Wilson v. Nilson

Shepabd, J.

One of the appellants, Woodward, claiming to be the owner of a certain lot, contracted with his co-appellant, Wilson, to build a house thereon for him, and thereupon Wilson contracted with one Morehouse to do the mason work for the building. Morehouse then hired appellee to work as a mason on the job.

Appellee not being paid, he brought suit before a justice of the peace against Wilson, Woodward and Morehouse, the owner, contractor and sub-contractor, jointly under the provisions of Sec. 37, Chap. 82, Bev. Stat., concerning liens. Subsequently the case was dismissed as to the sub-contractor, Morehouse, while the case was before the justice of the peace, and a judgment rendered against Wilson and Woodward, from which judgment appeal was taken to the Circuit Court and re-tried there, with a like result.'

We will not attempt any review of the evidence appearing in the record. It is enough to say that it clearly appears from the bill of exceptions that a paper writing which the appellee in his testimony calls “ a notice,” was introduced in evidence, but there is nothing in the bill of exceptions to show what the writing was. It may, for aught that appears in the bill of exceptions, have been a bond obligatory or a promissory note by Wilson and Woodward to appellee, to pay him the sum of money for which the court below gave judgment. Calling a writing “ a notice ” does not make it such. The paper itself should have been incorporated into the bill of exceptions so that we might see it and determine its character. Rawson v. Curtis, 19 Ill. 456.

--------

**Goal 1:**
Answer these questions about the Wilson v. Nilson court opinion:
(a) With whom did Wilson contract to do the mason work for the building?
(b) As to which defendant was the case dismissed while it was before the justice of the peace?
(c) According to the court, what should have been incorporated into the bill of exceptions?
**Goal 2:** Summarize the Wilson v. Nilson court opinion in two sentences.
The data after this sentence comes from a separate source and has no connection to the court opinion.

--------

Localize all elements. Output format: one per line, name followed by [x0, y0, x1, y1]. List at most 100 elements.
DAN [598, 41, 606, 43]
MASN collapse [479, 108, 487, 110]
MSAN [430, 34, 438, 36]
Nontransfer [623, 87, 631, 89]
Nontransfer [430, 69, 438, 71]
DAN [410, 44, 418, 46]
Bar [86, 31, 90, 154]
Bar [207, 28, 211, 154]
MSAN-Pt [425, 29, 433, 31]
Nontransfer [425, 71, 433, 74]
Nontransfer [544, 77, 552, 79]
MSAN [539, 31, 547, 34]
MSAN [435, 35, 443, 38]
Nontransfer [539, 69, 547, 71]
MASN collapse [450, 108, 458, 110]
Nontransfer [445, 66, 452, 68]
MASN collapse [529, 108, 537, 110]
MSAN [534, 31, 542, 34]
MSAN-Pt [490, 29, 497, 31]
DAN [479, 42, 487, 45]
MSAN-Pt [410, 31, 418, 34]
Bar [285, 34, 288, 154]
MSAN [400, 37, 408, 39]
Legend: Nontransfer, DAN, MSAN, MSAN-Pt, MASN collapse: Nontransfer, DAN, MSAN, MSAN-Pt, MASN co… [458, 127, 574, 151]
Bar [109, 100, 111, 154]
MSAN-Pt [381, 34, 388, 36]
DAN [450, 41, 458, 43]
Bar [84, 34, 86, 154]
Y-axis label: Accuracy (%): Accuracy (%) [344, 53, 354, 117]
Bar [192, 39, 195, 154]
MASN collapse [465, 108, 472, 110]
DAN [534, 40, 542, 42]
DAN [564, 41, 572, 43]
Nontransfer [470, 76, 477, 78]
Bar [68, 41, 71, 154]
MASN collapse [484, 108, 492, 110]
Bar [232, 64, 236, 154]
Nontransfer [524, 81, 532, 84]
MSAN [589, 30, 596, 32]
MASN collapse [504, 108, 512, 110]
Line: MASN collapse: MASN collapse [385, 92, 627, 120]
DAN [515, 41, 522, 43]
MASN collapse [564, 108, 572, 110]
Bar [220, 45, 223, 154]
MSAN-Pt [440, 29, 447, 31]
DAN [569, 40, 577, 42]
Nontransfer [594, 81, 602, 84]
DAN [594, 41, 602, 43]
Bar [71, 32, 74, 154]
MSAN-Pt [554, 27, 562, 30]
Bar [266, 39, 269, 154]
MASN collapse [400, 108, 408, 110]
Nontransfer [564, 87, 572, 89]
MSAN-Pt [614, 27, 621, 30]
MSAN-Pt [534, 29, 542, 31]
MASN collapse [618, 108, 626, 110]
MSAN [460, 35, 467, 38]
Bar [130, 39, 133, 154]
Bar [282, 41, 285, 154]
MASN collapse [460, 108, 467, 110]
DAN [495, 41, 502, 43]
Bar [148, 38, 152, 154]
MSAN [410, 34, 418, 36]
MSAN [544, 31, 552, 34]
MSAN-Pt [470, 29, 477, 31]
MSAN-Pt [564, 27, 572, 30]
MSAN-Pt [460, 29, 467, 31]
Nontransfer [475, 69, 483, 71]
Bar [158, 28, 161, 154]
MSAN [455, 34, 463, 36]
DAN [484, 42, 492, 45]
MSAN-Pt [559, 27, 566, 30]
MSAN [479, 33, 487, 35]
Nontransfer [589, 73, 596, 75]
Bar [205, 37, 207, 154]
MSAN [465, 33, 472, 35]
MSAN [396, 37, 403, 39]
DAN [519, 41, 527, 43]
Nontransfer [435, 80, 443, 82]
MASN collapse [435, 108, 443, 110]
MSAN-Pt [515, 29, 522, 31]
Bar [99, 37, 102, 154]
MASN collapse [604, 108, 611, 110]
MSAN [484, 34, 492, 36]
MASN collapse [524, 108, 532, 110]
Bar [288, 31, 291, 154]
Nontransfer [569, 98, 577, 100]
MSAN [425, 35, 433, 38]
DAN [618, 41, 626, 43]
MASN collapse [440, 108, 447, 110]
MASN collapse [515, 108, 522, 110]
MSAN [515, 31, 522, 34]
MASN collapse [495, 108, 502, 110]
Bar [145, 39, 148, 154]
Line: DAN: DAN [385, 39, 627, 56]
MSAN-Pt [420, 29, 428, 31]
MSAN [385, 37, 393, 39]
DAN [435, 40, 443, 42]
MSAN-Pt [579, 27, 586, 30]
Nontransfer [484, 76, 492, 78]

--------

**Exercise solution 1:**
(a) Wilson contracted with Morehouse.
(b) The case was dismissed as to Morehouse, the sub-contractor.
(c) The paper writing that the appellee called "a notice" should have been incorporated so that the court could see it and determine its character.

**Exercise solution 2:** A mason hired by the sub-contractor Morehouse went unpaid and sued the owner, contractor and sub-contractor jointly under the lien statute, winning a judgment against Wilson and Woodward that was repeated on appeal to the Circuit Court. The court found that a paper the appellee called "a notice" had been introduced in evidence, but the bill of exceptions did not show what it was, and calling it a notice did not make it one, so the paper itself should have been included.